C# iTextSharp - 代码覆盖而不是附加页面
C# iTextSharp - Code overwriting instead of appending pages
我看过很多帮助我达到目标的帖子,我是编程新手。我的目的是获取目录 "sourceDir" 中的文件并查找正则表达式匹配。当它找到匹配项时,我想创建一个以匹配项作为名称的新文件。如果代码找到另一个具有相同匹配项的文件(该文件已经存在),则在该文档中创建一个新页面。
现在代码可以工作,但是它不会添加新页面,而是会覆盖文档的第一页。注意:目录中的每个文档只有一页!
string sourceDir = @"C:\Users\bob\Desktop\results\";
string destDir = @"C:\Users\bob\Desktop\results\final\";
string[] files = Directory.GetFiles(sourceDir);
foreach (string file in files)
{
using (var pdfReader = new PdfReader(file.ToString()))
{
for (int page = 1; page <= pdfReader.NumberOfPages; page++)
{
var text = new StringBuilder();
ITextExtractionStrategy strategy = new SimpleTextExtractionStrategy();
var currentText =
PdfTextExtractor.GetTextFromPage(pdfReader, page, strategy);
currentText = Encoding.UTF8.GetString(Encoding.Convert(Encoding.Default, Encoding.UTF8, Encoding.Default.GetBytes(currentText)));
text.Append(currentText);
Regex reg = new Regex(@"ABCDEFG");
MatchCollection matches = reg.Matches(currentText);
foreach (Match m in matches)

----

题目 — 请照抄原文：从“C# iTextSharp - 代码覆盖而不是附加页面”开始，一直抄到“<= pdfReader.NumberOfPages; page++)”，结尾这几个字也要抄上。 后面的条目在这里用不上。

----

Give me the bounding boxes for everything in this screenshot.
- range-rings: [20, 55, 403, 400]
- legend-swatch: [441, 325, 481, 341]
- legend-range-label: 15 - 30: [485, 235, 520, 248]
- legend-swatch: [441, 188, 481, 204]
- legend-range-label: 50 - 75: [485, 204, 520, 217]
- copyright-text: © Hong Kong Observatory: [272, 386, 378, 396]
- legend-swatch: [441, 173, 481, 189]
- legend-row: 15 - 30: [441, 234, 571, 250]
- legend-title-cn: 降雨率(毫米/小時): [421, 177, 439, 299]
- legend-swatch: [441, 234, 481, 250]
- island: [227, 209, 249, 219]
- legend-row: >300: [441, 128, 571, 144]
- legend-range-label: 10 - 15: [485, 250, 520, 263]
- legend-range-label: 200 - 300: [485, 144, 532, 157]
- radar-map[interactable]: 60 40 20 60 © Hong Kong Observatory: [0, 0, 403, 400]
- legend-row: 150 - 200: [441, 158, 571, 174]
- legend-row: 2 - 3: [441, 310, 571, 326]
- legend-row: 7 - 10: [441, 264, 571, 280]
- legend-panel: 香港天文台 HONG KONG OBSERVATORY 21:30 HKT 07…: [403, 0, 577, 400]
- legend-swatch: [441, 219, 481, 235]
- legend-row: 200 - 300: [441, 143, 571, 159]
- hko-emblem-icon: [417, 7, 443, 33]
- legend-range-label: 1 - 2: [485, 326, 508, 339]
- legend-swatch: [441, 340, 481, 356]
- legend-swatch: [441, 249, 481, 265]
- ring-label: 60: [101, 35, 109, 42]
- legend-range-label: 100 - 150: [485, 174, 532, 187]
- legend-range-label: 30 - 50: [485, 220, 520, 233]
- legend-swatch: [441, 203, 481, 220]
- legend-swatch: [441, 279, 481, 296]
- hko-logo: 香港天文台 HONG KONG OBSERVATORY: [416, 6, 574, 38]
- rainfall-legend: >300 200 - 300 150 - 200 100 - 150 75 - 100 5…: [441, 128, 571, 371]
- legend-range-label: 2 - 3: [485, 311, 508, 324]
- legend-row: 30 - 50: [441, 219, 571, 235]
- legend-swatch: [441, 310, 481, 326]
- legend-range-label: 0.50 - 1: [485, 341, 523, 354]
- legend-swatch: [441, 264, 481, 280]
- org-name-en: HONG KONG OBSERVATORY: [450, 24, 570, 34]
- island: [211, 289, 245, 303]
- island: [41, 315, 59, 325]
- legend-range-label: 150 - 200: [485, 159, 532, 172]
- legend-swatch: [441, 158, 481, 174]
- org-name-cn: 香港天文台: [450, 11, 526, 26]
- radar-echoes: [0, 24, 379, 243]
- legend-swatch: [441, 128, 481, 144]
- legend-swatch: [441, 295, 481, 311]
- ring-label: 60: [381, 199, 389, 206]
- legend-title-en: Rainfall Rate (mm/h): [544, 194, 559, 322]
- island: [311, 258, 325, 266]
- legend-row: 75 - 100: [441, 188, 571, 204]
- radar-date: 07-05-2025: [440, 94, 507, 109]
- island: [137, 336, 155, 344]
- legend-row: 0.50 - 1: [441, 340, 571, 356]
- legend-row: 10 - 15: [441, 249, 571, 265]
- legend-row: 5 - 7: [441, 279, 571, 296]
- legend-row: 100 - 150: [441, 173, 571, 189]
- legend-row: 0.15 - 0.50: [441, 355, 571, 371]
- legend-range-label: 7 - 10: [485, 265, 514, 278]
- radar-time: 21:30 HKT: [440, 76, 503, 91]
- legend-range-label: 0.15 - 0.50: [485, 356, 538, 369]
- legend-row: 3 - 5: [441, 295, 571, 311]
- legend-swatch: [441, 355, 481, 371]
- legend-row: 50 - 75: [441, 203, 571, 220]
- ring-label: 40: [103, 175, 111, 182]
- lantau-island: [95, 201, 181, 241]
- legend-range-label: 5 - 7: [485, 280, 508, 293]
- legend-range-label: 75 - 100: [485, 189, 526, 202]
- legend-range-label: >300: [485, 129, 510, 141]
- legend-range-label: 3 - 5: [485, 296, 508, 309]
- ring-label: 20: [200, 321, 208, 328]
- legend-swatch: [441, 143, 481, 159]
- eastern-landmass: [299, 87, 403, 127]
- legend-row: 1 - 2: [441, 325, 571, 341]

----

参考答案 —
C# iTextSharp - 代码覆盖而不是附加页面
C# iTextSharp - Code overwriting instead of appending pages
我看过很多帮助我达到目标的帖子,我是编程新手。我的目的是获取目录 "sourceDir" 中的文件并查找正则表达式匹配。当它找到匹配项时,我想创建一个以匹配项作为名称的新文件。如果代码找到另一个具有相同匹配项的文件(该文件已经存在),则在该文档中创建一个新页面。
现在代码可以工作,但是它不会添加新页面,而是会覆盖文档的第一页。注意:目录中的每个文档只有一页!
string sourceDir = @"C:\Users\bob\Desktop\results\";
string destDir = @"C:\Users\bob\Desktop\results\final\";
string[] files = Directory.GetFiles(sourceDir);
foreach (string file in files)
{
using (var pdfReader = new PdfReader(file.ToString()))
{
for (int page = 1; page <= pdfReader.NumberOfPages; page++)